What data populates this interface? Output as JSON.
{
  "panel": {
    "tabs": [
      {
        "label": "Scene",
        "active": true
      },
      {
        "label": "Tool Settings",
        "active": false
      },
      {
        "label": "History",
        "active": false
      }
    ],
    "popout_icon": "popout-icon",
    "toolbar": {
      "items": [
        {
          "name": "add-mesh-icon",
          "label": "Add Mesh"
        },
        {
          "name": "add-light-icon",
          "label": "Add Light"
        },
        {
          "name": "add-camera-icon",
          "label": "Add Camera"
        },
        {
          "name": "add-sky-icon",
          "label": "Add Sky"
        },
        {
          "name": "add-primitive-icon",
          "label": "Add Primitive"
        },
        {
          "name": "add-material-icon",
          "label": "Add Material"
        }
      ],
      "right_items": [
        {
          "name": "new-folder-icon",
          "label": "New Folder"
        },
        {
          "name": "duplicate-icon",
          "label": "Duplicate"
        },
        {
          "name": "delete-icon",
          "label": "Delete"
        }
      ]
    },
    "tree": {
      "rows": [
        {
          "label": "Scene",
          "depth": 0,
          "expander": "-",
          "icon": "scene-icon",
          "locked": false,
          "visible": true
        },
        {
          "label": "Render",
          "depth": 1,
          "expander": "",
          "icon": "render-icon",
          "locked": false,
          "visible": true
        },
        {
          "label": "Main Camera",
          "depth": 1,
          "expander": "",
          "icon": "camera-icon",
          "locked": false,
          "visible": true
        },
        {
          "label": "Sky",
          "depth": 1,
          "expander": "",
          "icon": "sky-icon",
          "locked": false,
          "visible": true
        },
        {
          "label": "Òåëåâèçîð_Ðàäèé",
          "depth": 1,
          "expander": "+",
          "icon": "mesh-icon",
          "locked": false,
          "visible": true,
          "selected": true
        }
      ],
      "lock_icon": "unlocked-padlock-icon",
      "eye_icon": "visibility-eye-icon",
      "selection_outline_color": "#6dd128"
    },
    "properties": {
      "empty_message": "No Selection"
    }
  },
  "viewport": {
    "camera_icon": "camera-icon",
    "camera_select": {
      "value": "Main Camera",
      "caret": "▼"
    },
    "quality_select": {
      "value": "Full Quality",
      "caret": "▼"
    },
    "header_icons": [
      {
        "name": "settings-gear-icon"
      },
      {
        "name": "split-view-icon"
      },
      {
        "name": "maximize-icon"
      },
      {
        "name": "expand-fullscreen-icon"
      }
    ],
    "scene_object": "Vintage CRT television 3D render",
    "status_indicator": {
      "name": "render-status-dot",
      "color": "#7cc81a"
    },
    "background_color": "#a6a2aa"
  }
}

---

= Task =
Above are the records; retype every one exactly.

= Full answer =
What data populates this interface? Output as JSON.
{
  "panel": {
    "tabs": [
      {
        "label": "Scene",
        "active": true
      },
      {
        "label": "Tool Settings",
        "active": false
      },
      {
        "label": "History",
        "active": false
      }
    ],
    "popout_icon": "popout-icon",
    "toolbar": {
      "items": [
        {
          "name": "add-mesh-icon",
          "label": "Add Mesh"
        },
        {
          "name": "add-light-icon",
          "label": "Add Light"
        },
        {
          "name": "add-camera-icon",
          "label": "Add Camera"
        },
        {
          "name": "add-sky-icon",
          "label": "Add Sky"
        },
        {
          "name": "add-primitive-icon",
          "label": "Add Primitive"
        },
        {
          "name": "add-material-icon",
          "label": "Add Material"
        }
      ],
      "right_items": [
        {
          "name": "new-folder-icon",
          "label": "New Folder"
        },
        {
          "name": "duplicate-icon",
          "label": "Duplicate"
        },
        {
          "name": "delete-icon",
          "label": "Delete"
        }
      ]
    },
    "tree": {
      "rows": [
        {
          "label": "Scene",
          "depth": 0,
          "expander": "-",
          "icon": "scene-icon",
          "locked": false,
          "visible": true
        },
        {
          "label": "Render",
          "depth": 1,
          "expander": "",
          "icon": "render-icon",
          "locked": false,
          "visible": true
        },
        {
          "label": "Main Camera",
          "depth": 1,
          "expander": "",
          "icon": "camera-icon",
          "locked": false,
          "visible": true
        },
        {
          "label": "Sky",
          "depth": 1,
          "expander": "",
          "icon": "sky-icon",
          "locked": false,
          "visible": true
        },
        {
          "label": "Òåëåâèçîð_Ðàäèé",
          "depth": 1,
          "expander": "+",
          "icon": "mesh-icon",
          "locked": false,
          "visible": true,
          "selected": true
        }
      ],
      "lock_icon": "unlocked-padlock-icon",
      "eye_icon": "visibility-eye-icon",
      "selection_outline_color": "#6dd128"
    },
    "properties": {
      "empty_message": "No Selection"
    }
  },
  "viewport": {
    "camera_icon": "camera-icon",
    "camera_select": {
      "value": "Main Camera",
      "caret": "▼"
    },
    "quality_select": {
      "value": "Full Quality",
      "caret": "▼"
    },
    "header_icons": [
      {
        "name": "settings-gear-icon"
      },
      {
        "name": "split-view-icon"
      },
      {
        "name": "maximize-icon"
      },
      {
        "name": "expand-fullscreen-icon"
      }
    ],
    "scene_object": "Vintage CRT television 3D render",
    "status_indicator": {
      "name": "render-status-dot",
      "color": "#7cc81a"
    },
    "background_color": "#a6a2aa"
  }
}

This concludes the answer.